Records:
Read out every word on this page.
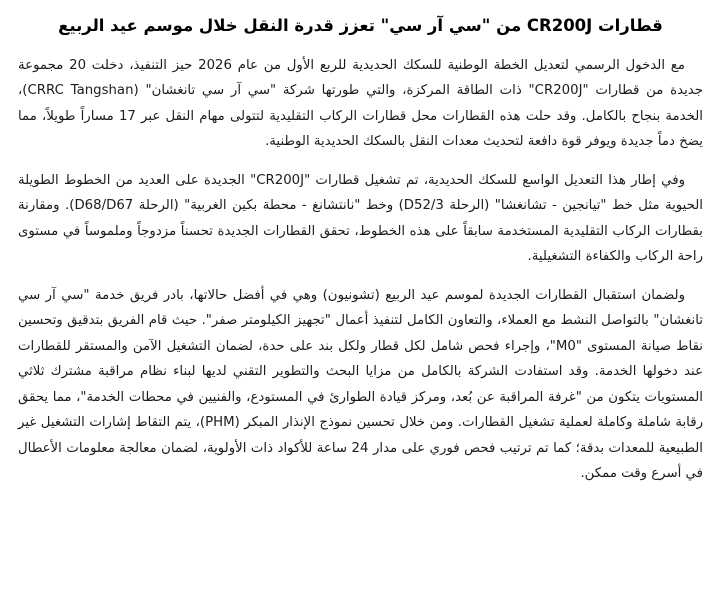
قطارات CR200J من "سي آر سي" تعزز قدرة النقل خلال موسم عيد الربيع

مع الدخول الرسمي لتعديل الخطة الوطنية للسكك الحديدية للربع الأول من عام 2026 حيز التنفيذ، دخلت 20 مجموعة جديدة من قطارات "CR200J" ذات الطاقة المركزة، والتي طورتها شركة "سي آر سي تانغشان" (CRRC Tangshan)، الخدمة بنجاح بالكامل. وقد حلت هذه القطارات محل قطارات الركاب التقليدية لتتولى مهام النقل عبر 17 مساراً طويلاً، مما يضخ دماً جديدة ويوفر قوة دافعة لتحديث معدات النقل بالسكك الحديدية الوطنية.

وفي إطار هذا التعديل الواسع للسكك الحديدية، تم تشغيل قطارات "CR200J" الجديدة على العديد من الخطوط الطويلة الحيوية مثل خط "تيانجين - تشانغشا" (الرحلة D52/3) وخط "نانتشانغ - محطة بكين الغربية" (الرحلة D68/D67). ومقارنة بقطارات الركاب التقليدية المستخدمة سابقاً على هذه الخطوط، تحقق القطارات الجديدة تحسناً مزدوجاً وملموساً في مستوى راحة الركاب والكفاءة التشغيلية.

ولضمان استقبال القطارات الجديدة لموسم عيد الربيع (تشونيون) وهي في أفضل حالاتها، بادر فريق خدمة "سي آر سي تانغشان" بالتواصل النشط مع العملاء، والتعاون الكامل لتنفيذ أعمال "تجهيز الكيلومتر صفر". حيث قام الفريق بتدقيق وتحسين نقاط صيانة المستوى "M0"، وإجراء فحص شامل لكل قطار ولكل بند على حدة، لضمان التشغيل الآمن والمستقر للقطارات عند دخولها الخدمة. وقد استفادت الشركة بالكامل من مزايا البحث والتطوير التقني لديها لبناء نظام مراقبة مشترك ثلاثي المستويات يتكون من "غرفة المراقبة عن بُعد، ومركز قيادة الطوارئ في المستودع، والفنيين في محطات الخدمة"، مما يحقق رقابة شاملة وكاملة لعملية تشغيل القطارات. ومن خلال تحسين نموذج الإنذار المبكر (PHM)، يتم التقاط إشارات التشغيل غير الطبيعية للمعدات بدقة؛ كما تم ترتيب فحص فوري على مدار 24 ساعة للأكواد ذات الأولوية، لضمان معالجة معلومات الأعطال في أسرع وقت ممكن.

◆ BRIEF ◆
From the entries above, list each line with "النقل" in it.

◆ RESPONSE BELOW ◆
قطارات CR200J من "سي آر سي" تعزز قدرة النقل خلال موسم عيد الربيع
مع الدخول الرسمي لتعديل الخطة الوطنية للسكك الحديدية للربع الأول من عام 2026 حيز التنفيذ، دخلت 20 مجموعة جديدة من قطارات "CR200J" ذات الطاقة المركزة، والتي طورتها شركة "سي آر سي تانغشان" (CRRC Tangshan)، الخدمة بنجاح بالكامل. وقد حلت هذه القطارات محل قطارات الركاب التقليدية لتتولى مهام النقل عبر 17 مساراً طويلاً، مما يضخ دماً جديدة ويوفر قوة دافعة لتحديث معدات النقل بالسكك الحديدية الوطنية.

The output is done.